**Records:**
BEGIN
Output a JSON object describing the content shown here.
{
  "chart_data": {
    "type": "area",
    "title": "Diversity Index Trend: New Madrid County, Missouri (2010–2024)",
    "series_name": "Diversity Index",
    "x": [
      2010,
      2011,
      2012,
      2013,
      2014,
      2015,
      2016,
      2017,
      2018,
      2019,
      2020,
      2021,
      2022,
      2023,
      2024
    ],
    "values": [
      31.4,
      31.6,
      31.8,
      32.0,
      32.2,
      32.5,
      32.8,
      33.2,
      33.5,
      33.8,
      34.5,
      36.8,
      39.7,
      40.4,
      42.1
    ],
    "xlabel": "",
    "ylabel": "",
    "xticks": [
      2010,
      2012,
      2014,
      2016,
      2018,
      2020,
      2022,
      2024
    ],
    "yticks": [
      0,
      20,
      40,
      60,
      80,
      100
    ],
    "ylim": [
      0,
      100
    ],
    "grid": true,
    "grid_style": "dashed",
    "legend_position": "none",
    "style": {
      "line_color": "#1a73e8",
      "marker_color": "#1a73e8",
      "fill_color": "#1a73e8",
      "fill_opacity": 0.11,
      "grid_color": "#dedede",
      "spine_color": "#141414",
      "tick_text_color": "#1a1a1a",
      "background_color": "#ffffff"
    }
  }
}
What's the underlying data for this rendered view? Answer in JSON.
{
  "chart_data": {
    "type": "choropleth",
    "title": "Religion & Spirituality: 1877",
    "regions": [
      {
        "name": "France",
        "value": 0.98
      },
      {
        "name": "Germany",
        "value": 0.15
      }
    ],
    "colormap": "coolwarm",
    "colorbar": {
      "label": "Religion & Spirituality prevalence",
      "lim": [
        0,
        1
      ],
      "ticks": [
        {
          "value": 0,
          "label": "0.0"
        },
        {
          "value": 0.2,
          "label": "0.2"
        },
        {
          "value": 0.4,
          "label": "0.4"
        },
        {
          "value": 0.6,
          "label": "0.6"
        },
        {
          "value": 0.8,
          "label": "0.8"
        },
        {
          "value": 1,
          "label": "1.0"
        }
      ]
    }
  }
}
END
BEGIN
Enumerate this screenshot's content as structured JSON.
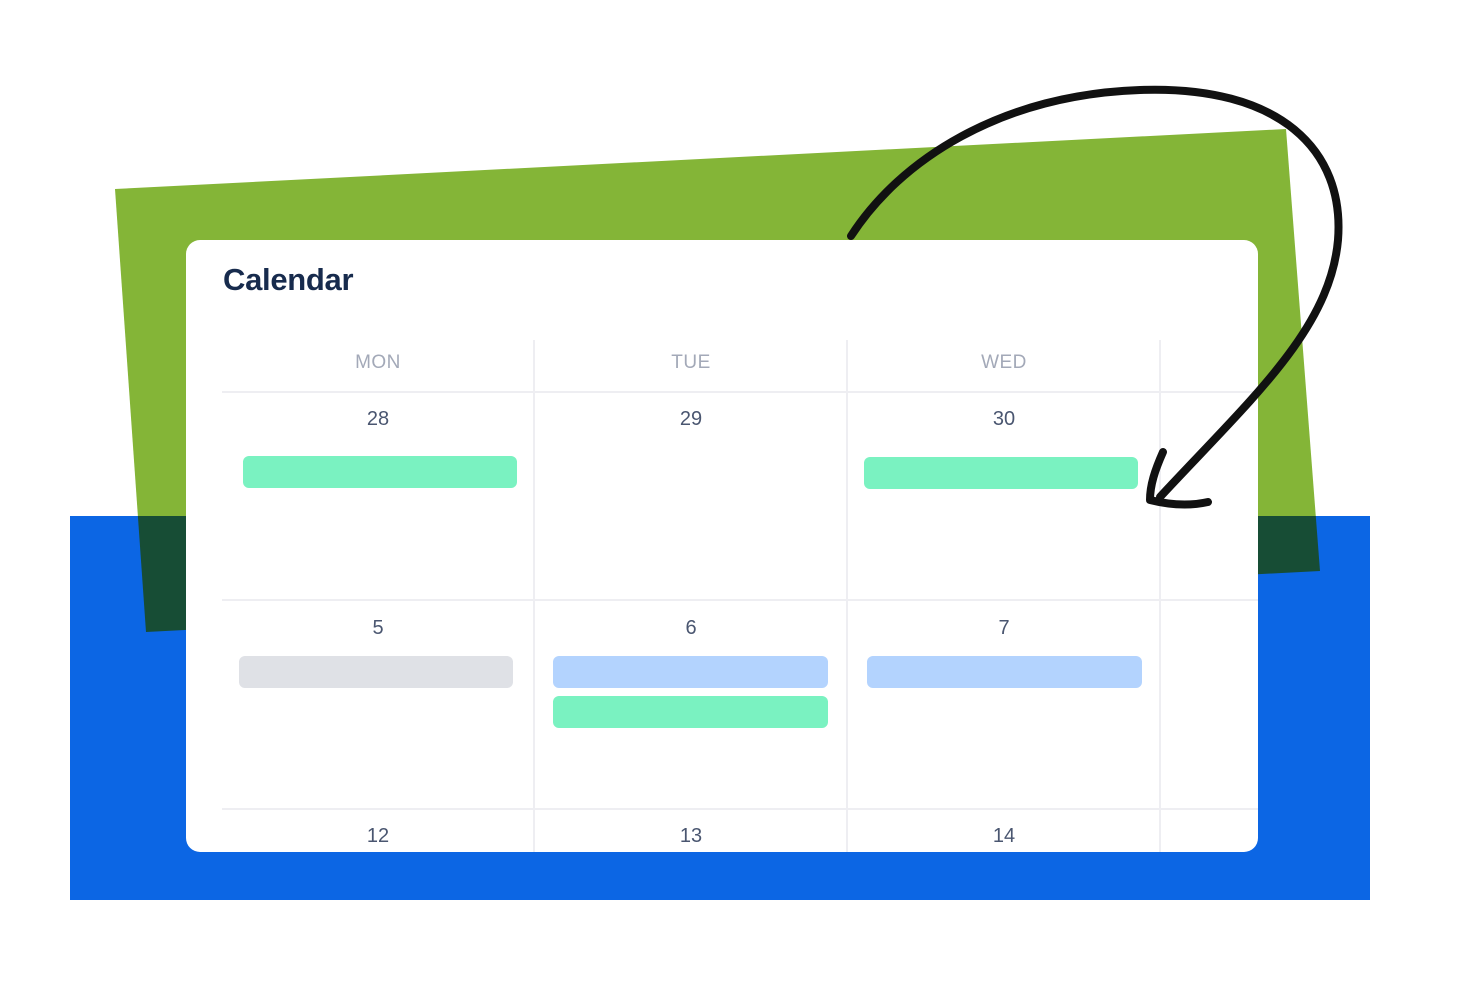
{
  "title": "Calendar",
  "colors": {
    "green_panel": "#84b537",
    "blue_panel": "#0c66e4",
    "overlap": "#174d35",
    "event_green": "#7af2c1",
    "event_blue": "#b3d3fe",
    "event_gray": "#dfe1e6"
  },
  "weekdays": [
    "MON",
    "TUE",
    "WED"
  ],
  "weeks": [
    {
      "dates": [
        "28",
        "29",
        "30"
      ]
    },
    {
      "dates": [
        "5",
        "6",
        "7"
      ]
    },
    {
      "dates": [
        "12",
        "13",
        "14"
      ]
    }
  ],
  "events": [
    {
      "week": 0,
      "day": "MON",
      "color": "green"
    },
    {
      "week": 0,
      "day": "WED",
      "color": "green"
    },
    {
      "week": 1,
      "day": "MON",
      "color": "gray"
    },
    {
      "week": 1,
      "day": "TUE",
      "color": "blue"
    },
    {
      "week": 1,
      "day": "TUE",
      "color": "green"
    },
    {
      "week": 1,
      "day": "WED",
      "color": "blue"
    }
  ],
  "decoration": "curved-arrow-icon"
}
END
BEGIN
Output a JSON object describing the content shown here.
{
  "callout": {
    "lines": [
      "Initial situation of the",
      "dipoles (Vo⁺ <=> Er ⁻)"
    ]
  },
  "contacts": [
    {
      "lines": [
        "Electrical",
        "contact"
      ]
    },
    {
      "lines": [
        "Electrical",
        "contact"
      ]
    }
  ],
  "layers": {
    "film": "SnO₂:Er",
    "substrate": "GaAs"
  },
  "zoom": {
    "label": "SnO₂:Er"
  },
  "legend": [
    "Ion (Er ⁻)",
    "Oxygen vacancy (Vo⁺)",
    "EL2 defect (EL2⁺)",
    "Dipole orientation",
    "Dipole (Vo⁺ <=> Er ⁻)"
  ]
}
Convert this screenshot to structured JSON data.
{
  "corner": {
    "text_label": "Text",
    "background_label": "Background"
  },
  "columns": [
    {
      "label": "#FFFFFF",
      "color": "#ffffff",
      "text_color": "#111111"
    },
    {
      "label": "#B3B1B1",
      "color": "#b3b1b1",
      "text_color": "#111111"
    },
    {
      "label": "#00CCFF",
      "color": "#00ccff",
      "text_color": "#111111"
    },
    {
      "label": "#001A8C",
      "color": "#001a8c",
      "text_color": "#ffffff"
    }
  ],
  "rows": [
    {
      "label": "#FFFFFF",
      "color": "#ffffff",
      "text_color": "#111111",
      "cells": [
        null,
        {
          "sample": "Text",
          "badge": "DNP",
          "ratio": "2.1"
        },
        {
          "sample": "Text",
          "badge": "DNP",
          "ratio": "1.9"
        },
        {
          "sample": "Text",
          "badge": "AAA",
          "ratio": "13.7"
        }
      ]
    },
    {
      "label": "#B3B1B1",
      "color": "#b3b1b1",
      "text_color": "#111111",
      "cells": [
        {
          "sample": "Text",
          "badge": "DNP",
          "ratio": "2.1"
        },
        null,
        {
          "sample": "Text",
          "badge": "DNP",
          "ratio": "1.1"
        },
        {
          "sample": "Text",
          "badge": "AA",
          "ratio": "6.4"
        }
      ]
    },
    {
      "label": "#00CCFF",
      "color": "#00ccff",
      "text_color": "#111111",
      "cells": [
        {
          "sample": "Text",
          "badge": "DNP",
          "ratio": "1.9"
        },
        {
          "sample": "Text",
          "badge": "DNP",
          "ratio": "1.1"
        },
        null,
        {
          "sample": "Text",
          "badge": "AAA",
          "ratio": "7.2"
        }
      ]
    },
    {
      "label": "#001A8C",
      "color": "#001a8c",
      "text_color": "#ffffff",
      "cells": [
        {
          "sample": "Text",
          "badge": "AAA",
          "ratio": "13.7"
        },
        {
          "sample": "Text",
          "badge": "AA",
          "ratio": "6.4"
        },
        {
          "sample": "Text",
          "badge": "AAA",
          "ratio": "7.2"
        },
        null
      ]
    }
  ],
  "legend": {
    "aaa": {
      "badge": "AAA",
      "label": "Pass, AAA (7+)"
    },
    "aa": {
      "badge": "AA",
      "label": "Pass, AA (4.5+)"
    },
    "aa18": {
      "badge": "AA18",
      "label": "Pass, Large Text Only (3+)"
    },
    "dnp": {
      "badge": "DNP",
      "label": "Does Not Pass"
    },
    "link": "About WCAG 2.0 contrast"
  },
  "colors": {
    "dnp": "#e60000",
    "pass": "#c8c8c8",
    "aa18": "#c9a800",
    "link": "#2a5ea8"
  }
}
END
**Directions for this task:** Working from the listing above, pick out every line that has "title" and copy it.

**Result:**
    "title": "Diversity Index Trend: New Madrid County, Missouri (2010–2024)",
    "title": "Religion & Spirituality: 1877",
  "title": "Calendar",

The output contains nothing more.